* _Work to be completed_
Omit the pictures, please, and give each record below again exactly.

* _Input rows_

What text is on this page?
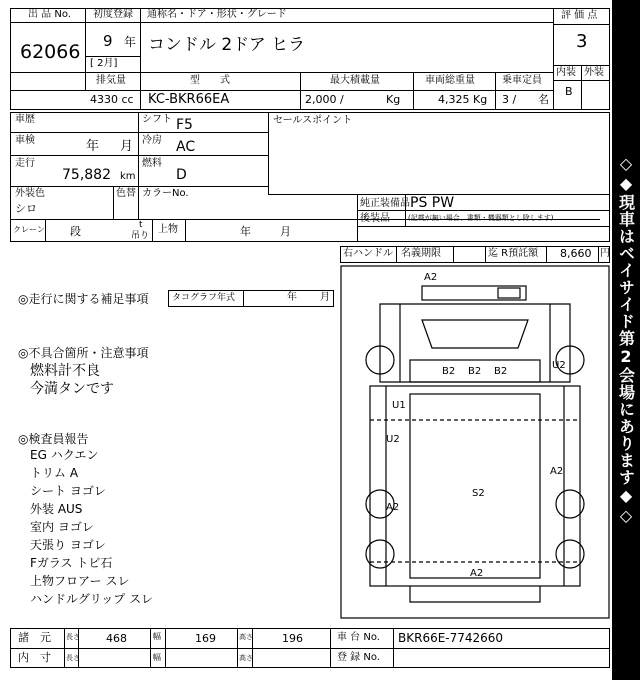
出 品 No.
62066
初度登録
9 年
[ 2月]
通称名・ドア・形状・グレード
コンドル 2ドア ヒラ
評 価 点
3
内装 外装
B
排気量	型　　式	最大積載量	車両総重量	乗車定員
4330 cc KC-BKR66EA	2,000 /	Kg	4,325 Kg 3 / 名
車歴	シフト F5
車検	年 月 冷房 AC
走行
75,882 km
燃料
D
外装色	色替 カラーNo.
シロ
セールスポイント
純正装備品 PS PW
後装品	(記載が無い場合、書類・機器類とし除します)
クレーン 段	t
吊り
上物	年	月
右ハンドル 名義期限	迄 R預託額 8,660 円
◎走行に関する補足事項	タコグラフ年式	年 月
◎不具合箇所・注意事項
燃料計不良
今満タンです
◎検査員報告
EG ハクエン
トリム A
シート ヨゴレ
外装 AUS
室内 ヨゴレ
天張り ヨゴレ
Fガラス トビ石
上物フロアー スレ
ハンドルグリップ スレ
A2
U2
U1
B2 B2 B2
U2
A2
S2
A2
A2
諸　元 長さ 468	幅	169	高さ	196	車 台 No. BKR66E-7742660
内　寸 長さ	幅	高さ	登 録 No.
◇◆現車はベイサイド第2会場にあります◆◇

* _Task solution_
What text is on this page?
出 品 No.
62066
初度登録
9 年
[ 2月]
通称名・ドア・形状・グレード
コンドル 2ドア ヒラ
評 価 点
3
内装 外装
B
排気量	型　　式	最大積載量	車両総重量	乗車定員
4330 cc KC-BKR66EA	2,000 /	Kg	4,325 Kg 3 / 名
車歴	シフト F5
車検	年 月 冷房 AC
走行
75,882 km
燃料
D
外装色	色替 カラーNo.
シロ
セールスポイント
純正装備品 PS PW
後装品	(記載が無い場合、書類・機器類とし除します)
クレーン 段	t
吊り
上物	年	月
右ハンドル 名義期限	迄 R預託額 8,660 円
◎走行に関する補足事項	タコグラフ年式	年 月
◎不具合箇所・注意事項
燃料計不良
今満タンです
◎検査員報告
EG ハクエン
トリム A
シート ヨゴレ
外装 AUS
室内 ヨゴレ
天張り ヨゴレ
Fガラス トビ石
上物フロアー スレ
ハンドルグリップ スレ
A2
U2
U1
B2 B2 B2
U2
A2
S2
A2
A2
諸　元 長さ 468	幅	169	高さ	196	車 台 No. BKR66E-7742660
内　寸 長さ	幅	高さ	登 録 No.
◇◆現車はベイサイド第2会場にあります◆◇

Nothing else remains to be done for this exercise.